** Start of INPUT ROWS **

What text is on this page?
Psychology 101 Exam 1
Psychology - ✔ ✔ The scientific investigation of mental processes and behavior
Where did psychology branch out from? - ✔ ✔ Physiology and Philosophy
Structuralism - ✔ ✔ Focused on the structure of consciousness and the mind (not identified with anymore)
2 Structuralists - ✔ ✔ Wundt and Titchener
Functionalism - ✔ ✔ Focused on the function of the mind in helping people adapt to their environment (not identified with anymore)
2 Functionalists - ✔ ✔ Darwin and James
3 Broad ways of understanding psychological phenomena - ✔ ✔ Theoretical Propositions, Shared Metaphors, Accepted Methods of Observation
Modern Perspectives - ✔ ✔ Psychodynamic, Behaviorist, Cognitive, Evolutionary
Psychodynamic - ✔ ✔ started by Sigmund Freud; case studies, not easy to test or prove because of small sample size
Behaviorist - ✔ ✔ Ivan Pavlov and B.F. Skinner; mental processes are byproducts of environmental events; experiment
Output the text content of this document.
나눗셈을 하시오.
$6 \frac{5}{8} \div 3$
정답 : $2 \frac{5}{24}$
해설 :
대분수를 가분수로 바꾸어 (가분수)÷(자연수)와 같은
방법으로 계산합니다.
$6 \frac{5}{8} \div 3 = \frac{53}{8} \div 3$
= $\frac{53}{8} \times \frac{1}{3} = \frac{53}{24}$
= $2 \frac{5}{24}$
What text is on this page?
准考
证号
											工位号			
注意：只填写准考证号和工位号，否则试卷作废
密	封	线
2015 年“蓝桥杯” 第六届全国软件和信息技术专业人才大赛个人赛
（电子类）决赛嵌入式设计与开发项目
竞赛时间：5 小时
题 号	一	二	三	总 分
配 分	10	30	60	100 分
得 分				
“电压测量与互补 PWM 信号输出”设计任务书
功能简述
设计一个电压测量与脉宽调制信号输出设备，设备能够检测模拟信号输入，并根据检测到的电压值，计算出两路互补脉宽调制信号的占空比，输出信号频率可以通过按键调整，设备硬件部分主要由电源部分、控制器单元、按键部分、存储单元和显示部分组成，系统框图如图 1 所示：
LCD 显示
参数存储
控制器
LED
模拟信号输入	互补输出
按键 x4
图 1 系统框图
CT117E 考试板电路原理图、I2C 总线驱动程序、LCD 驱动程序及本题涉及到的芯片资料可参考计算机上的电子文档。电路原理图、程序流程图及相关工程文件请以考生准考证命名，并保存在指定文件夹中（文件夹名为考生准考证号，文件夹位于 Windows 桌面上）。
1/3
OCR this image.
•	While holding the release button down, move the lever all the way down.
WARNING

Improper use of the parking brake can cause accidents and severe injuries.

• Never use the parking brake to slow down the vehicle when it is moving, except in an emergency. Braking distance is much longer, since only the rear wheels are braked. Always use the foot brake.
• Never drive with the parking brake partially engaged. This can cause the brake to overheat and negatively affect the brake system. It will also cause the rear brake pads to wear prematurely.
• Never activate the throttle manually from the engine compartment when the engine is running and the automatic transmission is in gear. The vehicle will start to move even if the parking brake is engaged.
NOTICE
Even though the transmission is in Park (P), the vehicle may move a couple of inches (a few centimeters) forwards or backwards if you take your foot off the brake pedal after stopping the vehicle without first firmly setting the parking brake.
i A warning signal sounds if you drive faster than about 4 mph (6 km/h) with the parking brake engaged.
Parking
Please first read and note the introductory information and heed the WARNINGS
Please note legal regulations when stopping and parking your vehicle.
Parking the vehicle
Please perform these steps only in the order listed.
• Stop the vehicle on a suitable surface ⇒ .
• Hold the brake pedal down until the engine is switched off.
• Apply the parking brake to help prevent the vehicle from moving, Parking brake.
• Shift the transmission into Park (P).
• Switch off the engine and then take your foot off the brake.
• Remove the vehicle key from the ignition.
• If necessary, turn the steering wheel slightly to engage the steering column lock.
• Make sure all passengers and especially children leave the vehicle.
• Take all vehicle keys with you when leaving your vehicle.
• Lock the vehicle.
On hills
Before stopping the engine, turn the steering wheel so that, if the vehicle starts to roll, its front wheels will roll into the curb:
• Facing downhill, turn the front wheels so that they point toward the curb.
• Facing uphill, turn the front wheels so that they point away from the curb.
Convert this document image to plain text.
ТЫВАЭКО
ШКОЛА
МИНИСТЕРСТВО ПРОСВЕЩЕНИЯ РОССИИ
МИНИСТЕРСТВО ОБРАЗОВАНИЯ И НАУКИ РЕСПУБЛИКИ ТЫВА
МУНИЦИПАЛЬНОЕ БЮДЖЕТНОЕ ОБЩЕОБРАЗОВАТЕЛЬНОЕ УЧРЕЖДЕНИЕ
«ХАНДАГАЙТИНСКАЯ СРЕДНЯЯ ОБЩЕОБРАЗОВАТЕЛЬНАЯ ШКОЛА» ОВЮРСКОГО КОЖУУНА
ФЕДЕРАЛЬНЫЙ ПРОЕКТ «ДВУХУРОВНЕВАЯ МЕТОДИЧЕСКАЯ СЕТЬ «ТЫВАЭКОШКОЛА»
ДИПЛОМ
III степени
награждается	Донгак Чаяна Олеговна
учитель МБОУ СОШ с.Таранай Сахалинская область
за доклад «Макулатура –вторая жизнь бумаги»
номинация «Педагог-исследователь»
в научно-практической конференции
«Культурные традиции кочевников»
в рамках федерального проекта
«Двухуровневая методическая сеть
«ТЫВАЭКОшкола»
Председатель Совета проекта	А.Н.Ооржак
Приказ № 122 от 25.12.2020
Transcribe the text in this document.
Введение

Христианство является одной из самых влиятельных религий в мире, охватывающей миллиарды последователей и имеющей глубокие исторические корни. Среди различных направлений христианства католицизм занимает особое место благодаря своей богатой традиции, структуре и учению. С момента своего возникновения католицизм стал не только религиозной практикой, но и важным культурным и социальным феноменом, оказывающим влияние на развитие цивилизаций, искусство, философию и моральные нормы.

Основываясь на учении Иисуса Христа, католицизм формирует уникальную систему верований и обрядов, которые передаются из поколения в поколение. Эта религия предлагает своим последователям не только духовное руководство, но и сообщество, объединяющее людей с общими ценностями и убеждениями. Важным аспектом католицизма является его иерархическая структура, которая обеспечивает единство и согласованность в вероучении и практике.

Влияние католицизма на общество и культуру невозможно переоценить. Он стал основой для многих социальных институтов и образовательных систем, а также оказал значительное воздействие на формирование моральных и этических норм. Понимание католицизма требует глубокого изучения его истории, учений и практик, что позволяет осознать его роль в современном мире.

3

** End of INPUT ROWS **

YOUR OBJECTIVE:
Restate each entry exactly, skipping none.

RESPONSE:
What text is on this page?
Psychology 101 Exam 1
Psychology - ✔ ✔ The scientific investigation of mental processes and behavior
Where did psychology branch out from? - ✔ ✔ Physiology and Philosophy
Structuralism - ✔ ✔ Focused on the structure of consciousness and the mind (not identified with anymore)
2 Structuralists - ✔ ✔ Wundt and Titchener
Functionalism - ✔ ✔ Focused on the function of the mind in helping people adapt to their environment (not identified with anymore)
2 Functionalists - ✔ ✔ Darwin and James
3 Broad ways of understanding psychological phenomena - ✔ ✔ Theoretical Propositions, Shared Metaphors, Accepted Methods of Observation
Modern Perspectives - ✔ ✔ Psychodynamic, Behaviorist, Cognitive, Evolutionary
Psychodynamic - ✔ ✔ started by Sigmund Freud; case studies, not easy to test or prove because of small sample size
Behaviorist - ✔ ✔ Ivan Pavlov and B.F. Skinner; mental processes are byproducts of environmental events; experiment
Output the text content of this document.
나눗셈을 하시오.
$6 \frac{5}{8} \div 3$
정답 : $2 \frac{5}{24}$
해설 :
대분수를 가분수로 바꾸어 (가분수)÷(자연수)와 같은
방법으로 계산합니다.
$6 \frac{5}{8} \div 3 = \frac{53}{8} \div 3$
= $\frac{53}{8} \times \frac{1}{3} = \frac{53}{24}$
= $2 \frac{5}{24}$
What text is on this page?
准考
证号
											工位号			
注意：只填写准考证号和工位号，否则试卷作废
密	封	线
2015 年“蓝桥杯” 第六届全国软件和信息技术专业人才大赛个人赛
（电子类）决赛嵌入式设计与开发项目
竞赛时间：5 小时
题 号	一	二	三	总 分
配 分	10	30	60	100 分
得 分				
“电压测量与互补 PWM 信号输出”设计任务书
功能简述
设计一个电压测量与脉宽调制信号输出设备，设备能够检测模拟信号输入，并根据检测到的电压值，计算出两路互补脉宽调制信号的占空比，输出信号频率可以通过按键调整，设备硬件部分主要由电源部分、控制器单元、按键部分、存储单元和显示部分组成，系统框图如图 1 所示：
LCD 显示
参数存储
控制器
LED
模拟信号输入	互补输出
按键 x4
图 1 系统框图
CT117E 考试板电路原理图、I2C 总线驱动程序、LCD 驱动程序及本题涉及到的芯片资料可参考计算机上的电子文档。电路原理图、程序流程图及相关工程文件请以考生准考证命名，并保存在指定文件夹中（文件夹名为考生准考证号，文件夹位于 Windows 桌面上）。
1/3
OCR this image.
•	While holding the release button down, move the lever all the way down.
WARNING

Improper use of the parking brake can cause accidents and severe injuries.

• Never use the parking brake to slow down the vehicle when it is moving, except in an emergency. Braking distance is much longer, since only the rear wheels are braked. Always use the foot brake.
• Never drive with the parking brake partially engaged. This can cause the brake to overheat and negatively affect the brake system. It will also cause the rear brake pads to wear prematurely.
• Never activate the throttle manually from the engine compartment when the engine is running and the automatic transmission is in gear. The vehicle will start to move even if the parking brake is engaged.
NOTICE
Even though the transmission is in Park (P), the vehicle may move a couple of inches (a few centimeters) forwards or backwards if you take your foot off the brake pedal after stopping the vehicle without first firmly setting the parking brake.
i A warning signal sounds if you drive faster than about 4 mph (6 km/h) with the parking brake engaged.
Parking
Please first read and note the introductory information and heed the WARNINGS
Please note legal regulations when stopping and parking your vehicle.
Parking the vehicle
Please perform these steps only in the order listed.
• Stop the vehicle on a suitable surface ⇒ .
• Hold the brake pedal down until the engine is switched off.
• Apply the parking brake to help prevent the vehicle from moving, Parking brake.
• Shift the transmission into Park (P).
• Switch off the engine and then take your foot off the brake.
• Remove the vehicle key from the ignition.
• If necessary, turn the steering wheel slightly to engage the steering column lock.
• Make sure all passengers and especially children leave the vehicle.
• Take all vehicle keys with you when leaving your vehicle.
• Lock the vehicle.
On hills
Before stopping the engine, turn the steering wheel so that, if the vehicle starts to roll, its front wheels will roll into the curb:
• Facing downhill, turn the front wheels so that they point toward the curb.
• Facing uphill, turn the front wheels so that they point away from the curb.
Convert this document image to plain text.
ТЫВАЭКО
ШКОЛА
МИНИСТЕРСТВО ПРОСВЕЩЕНИЯ РОССИИ
МИНИСТЕРСТВО ОБРАЗОВАНИЯ И НАУКИ РЕСПУБЛИКИ ТЫВА
МУНИЦИПАЛЬНОЕ БЮДЖЕТНОЕ ОБЩЕОБРАЗОВАТЕЛЬНОЕ УЧРЕЖДЕНИЕ
«ХАНДАГАЙТИНСКАЯ СРЕДНЯЯ ОБЩЕОБРАЗОВАТЕЛЬНАЯ ШКОЛА» ОВЮРСКОГО КОЖУУНА
ФЕДЕРАЛЬНЫЙ ПРОЕКТ «ДВУХУРОВНЕВАЯ МЕТОДИЧЕСКАЯ СЕТЬ «ТЫВАЭКОШКОЛА»
ДИПЛОМ
III степени
награждается	Донгак Чаяна Олеговна
учитель МБОУ СОШ с.Таранай Сахалинская область
за доклад «Макулатура –вторая жизнь бумаги»
номинация «Педагог-исследователь»
в научно-практической конференции
«Культурные традиции кочевников»
в рамках федерального проекта
«Двухуровневая методическая сеть
«ТЫВАЭКОшкола»
Председатель Совета проекта	А.Н.Ооржак
Приказ № 122 от 25.12.2020
Transcribe the text in this document.
Введение

Христианство является одной из самых влиятельных религий в мире, охватывающей миллиарды последователей и имеющей глубокие исторические корни. Среди различных направлений христианства католицизм занимает особое место благодаря своей богатой традиции, структуре и учению. С момента своего возникновения католицизм стал не только религиозной практикой, но и важным культурным и социальным феноменом, оказывающим влияние на развитие цивилизаций, искусство, философию и моральные нормы.

Основываясь на учении Иисуса Христа, католицизм формирует уникальную систему верований и обрядов, которые передаются из поколения в поколение. Эта религия предлагает своим последователям не только духовное руководство, но и сообщество, объединяющее людей с общими ценностями и убеждениями. Важным аспектом католицизма является его иерархическая структура, которая обеспечивает единство и согласованность в вероучении и практике.

Влияние католицизма на общество и культуру невозможно переоценить. Он стал основой для многих социальных институтов и образовательных систем, а также оказал значительное воздействие на формирование моральных и этических норм. Понимание католицизма требует глубокого изучения его истории, учений и практик, что позволяет осознать его роль в современном мире.

3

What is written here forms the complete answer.